• **Task statement**: In the entries below, find the lines that contain the word "设计意图" and copy them.

• **Stored records**:
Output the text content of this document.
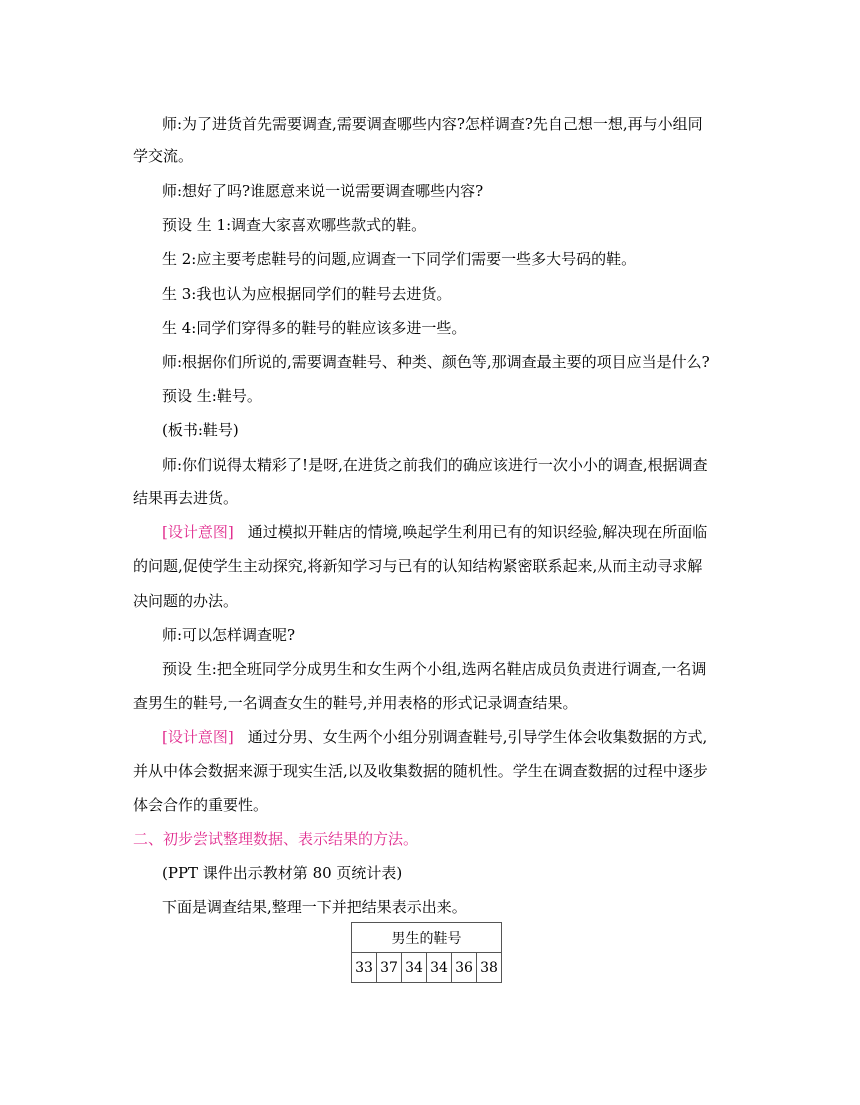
师:为了进货首先需要调查,需要调查哪些内容?怎样调查?先自己想一想,再与小组同
学交流。
师:想好了吗?谁愿意来说一说需要调查哪些内容?
预设 生 1:调查大家喜欢哪些款式的鞋。
生 2:应主要考虑鞋号的问题,应调查一下同学们需要一些多大号码的鞋。
生 3:我也认为应根据同学们的鞋号去进货。
生 4:同学们穿得多的鞋号的鞋应该多进一些。
师:根据你们所说的,需要调查鞋号、种类、颜色等,那调查最主要的项目应当是什么?
预设 生:鞋号。
(板书:鞋号)
师:你们说得太精彩了!是呀,在进货之前我们的确应该进行一次小小的调查,根据调查
结果再去进货。
[设计意图] 通过模拟开鞋店的情境,唤起学生利用已有的知识经验,解决现在所面临
的问题,促使学生主动探究,将新知学习与已有的认知结构紧密联系起来,从而主动寻求解
决问题的办法。
师:可以怎样调查呢?
预设 生:把全班同学分成男生和女生两个小组,选两名鞋店成员负责进行调查,一名调
查男生的鞋号,一名调查女生的鞋号,并用表格的形式记录调查结果。
[设计意图] 通过分男、女生两个小组分别调查鞋号,引导学生体会收集数据的方式,
并从中体会数据来源于现实生活,以及收集数据的随机性。学生在调查数据的过程中逐步
体会合作的重要性。
二、初步尝试整理数据、表示结果的方法。
(PPT 课件出示教材第 80 页统计表)
下面是调查结果,整理一下并把结果表示出来。
男生的鞋号
33	37	34	34	36	38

• **Written answer**:
[设计意图] 通过模拟开鞋店的情境,唤起学生利用已有的知识经验,解决现在所面临
[设计意图] 通过分男、女生两个小组分别调查鞋号,引导学生体会收集数据的方式,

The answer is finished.